--- START OF Supplied data ---

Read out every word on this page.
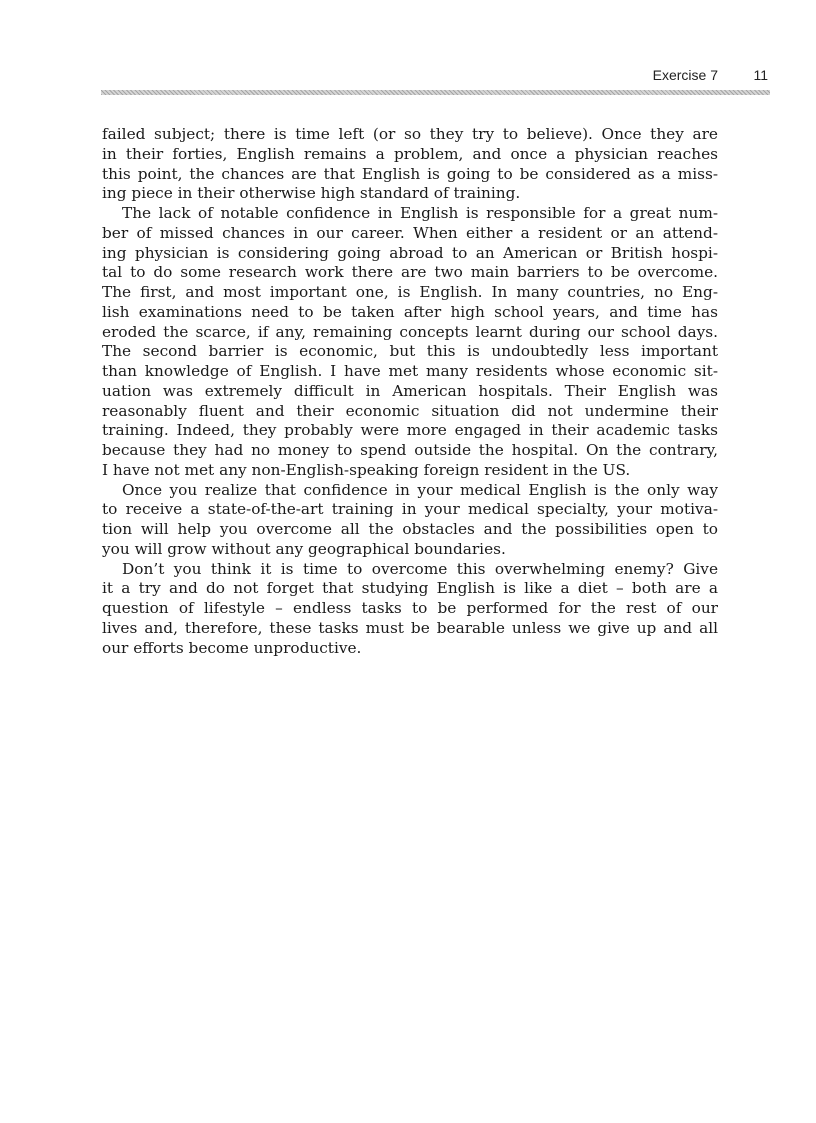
Exercise 7	11
failed subject; there is time left (or so they try to believe). Once they are
in their forties, English remains a problem, and once a physician reaches
this point, the chances are that English is going to be considered as a miss-
ing piece in their otherwise high standard of training.
The lack of notable confidence in English is responsible for a great num-
ber of missed chances in our career. When either a resident or an attend-
ing physician is considering going abroad to an American or British hospi-
tal to do some research work there are two main barriers to be overcome.
The first, and most important one, is English. In many countries, no Eng-
lish examinations need to be taken after high school years, and time has
eroded the scarce, if any, remaining concepts learnt during our school days.
The second barrier is economic, but this is undoubtedly less important
than knowledge of English. I have met many residents whose economic sit-
uation was extremely difficult in American hospitals. Their English was
reasonably fluent and their economic situation did not undermine their
training. Indeed, they probably were more engaged in their academic tasks
because they had no money to spend outside the hospital. On the contrary,
I have not met any non-English-speaking foreign resident in the US.
Once you realize that confidence in your medical English is the only way
to receive a state-of-the-art training in your medical specialty, your motiva-
tion will help you overcome all the obstacles and the possibilities open to
you will grow without any geographical boundaries.
Don’t you think it is time to overcome this overwhelming enemy? Give
it a try and do not forget that studying English is like a diet – both are a
question of lifestyle – endless tasks to be performed for the rest of our
lives and, therefore, these tasks must be bearable unless we give up and all
our efforts become unproductive.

--- END OF Supplied data ---

__Short task__: Every line that holds the string "school" should be returned.

__The response__:
lish examinations need to be taken after high school years, and time has
eroded the scarce, if any, remaining concepts learnt during our school days.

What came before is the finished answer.